*WRITTEN EXERCISE:*
Spot each line in the records below where the word "icon" occurs, then copy it.
::: DATA ROWS :::
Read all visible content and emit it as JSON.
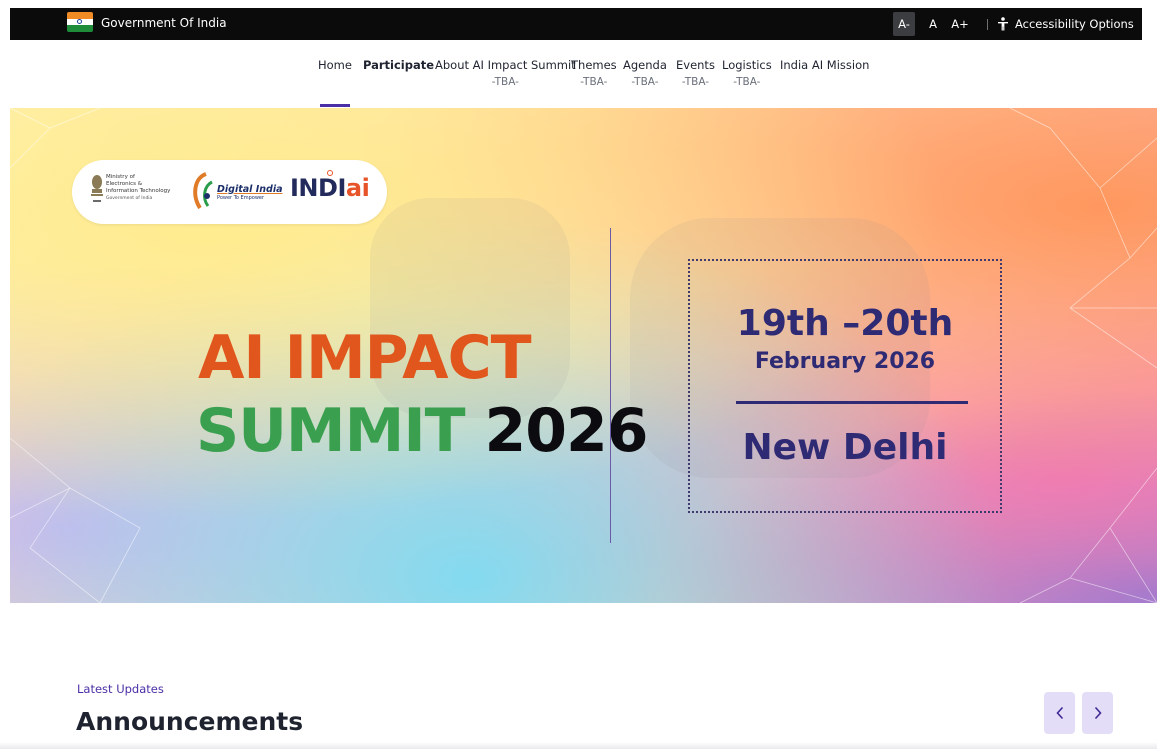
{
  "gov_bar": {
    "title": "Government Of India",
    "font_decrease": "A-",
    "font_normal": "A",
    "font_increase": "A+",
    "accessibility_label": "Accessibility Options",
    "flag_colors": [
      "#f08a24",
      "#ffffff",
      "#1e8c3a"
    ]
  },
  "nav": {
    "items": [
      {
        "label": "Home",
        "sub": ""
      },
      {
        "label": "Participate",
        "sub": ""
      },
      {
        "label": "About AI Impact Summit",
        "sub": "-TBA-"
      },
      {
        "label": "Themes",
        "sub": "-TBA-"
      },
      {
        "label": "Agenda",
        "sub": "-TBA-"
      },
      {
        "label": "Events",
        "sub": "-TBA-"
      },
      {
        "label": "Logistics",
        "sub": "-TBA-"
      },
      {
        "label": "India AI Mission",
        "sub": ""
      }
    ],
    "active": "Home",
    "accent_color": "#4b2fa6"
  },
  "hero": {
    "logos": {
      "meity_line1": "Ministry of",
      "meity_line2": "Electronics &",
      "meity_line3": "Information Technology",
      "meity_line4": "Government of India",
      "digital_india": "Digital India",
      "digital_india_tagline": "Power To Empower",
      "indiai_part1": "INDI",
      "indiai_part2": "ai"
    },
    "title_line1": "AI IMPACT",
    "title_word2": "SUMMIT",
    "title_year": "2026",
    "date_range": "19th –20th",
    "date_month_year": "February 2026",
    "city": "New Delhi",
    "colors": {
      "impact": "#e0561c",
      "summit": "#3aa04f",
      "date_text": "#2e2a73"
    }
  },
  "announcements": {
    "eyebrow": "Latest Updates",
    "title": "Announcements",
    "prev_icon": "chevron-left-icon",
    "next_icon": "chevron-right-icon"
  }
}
:::
*OUTPUT FOR THIS EXERCISE:*
    "prev_icon": "chevron-left-icon",
    "next_icon": "chevron-right-icon"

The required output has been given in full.